__Data lines__:

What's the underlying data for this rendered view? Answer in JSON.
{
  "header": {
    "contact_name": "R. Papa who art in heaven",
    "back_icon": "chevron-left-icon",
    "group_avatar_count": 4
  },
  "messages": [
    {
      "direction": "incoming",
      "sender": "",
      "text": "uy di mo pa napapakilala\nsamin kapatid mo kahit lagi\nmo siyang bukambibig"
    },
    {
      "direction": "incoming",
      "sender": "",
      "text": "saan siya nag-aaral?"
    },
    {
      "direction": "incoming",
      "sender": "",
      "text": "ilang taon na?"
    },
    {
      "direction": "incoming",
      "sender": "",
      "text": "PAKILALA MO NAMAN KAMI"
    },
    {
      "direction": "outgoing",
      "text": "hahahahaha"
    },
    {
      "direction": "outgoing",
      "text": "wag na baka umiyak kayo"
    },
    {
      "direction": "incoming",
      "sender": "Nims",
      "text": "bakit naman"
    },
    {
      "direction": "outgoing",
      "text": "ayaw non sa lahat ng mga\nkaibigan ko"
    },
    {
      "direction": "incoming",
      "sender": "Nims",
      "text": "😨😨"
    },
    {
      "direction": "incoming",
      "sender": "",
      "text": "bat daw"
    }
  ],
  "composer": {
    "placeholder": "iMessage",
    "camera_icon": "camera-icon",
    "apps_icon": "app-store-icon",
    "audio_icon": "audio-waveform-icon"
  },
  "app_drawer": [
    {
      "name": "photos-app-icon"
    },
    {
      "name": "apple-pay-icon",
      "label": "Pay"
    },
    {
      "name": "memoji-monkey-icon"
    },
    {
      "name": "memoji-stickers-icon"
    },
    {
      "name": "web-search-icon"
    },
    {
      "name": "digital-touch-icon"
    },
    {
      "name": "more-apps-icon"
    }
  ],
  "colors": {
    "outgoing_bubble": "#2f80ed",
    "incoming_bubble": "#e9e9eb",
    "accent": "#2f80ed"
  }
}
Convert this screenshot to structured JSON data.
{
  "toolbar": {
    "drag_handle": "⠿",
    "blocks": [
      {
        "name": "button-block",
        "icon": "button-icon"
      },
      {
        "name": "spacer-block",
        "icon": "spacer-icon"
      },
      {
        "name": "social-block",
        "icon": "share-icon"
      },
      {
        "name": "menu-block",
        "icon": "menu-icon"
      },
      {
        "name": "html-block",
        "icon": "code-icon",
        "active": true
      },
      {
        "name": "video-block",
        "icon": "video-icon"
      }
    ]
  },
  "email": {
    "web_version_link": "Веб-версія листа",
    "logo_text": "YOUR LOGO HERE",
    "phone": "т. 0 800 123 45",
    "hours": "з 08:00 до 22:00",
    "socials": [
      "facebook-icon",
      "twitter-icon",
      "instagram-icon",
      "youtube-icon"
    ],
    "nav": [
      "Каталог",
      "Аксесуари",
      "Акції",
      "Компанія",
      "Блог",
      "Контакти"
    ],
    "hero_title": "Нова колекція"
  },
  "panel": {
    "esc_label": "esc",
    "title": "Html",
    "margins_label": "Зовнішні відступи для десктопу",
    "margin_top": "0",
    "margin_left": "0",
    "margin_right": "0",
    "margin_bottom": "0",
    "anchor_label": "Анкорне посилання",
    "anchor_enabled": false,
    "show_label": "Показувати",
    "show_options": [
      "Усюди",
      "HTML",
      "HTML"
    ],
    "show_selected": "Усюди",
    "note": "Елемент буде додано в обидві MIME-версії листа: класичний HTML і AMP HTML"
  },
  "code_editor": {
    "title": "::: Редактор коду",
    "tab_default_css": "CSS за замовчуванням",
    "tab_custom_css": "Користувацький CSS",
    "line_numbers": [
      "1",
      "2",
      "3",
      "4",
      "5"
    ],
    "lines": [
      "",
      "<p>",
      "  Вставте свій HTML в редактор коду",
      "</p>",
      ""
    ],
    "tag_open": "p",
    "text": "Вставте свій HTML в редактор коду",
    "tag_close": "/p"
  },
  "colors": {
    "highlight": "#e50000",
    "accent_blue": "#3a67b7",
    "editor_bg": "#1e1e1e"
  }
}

__Required work__: Search the listing for the string "JSON". Copy each line where it turns up.

__Right answer__:
What's the underlying data for this rendered view? Answer in JSON.
Convert this screenshot to structured JSON data.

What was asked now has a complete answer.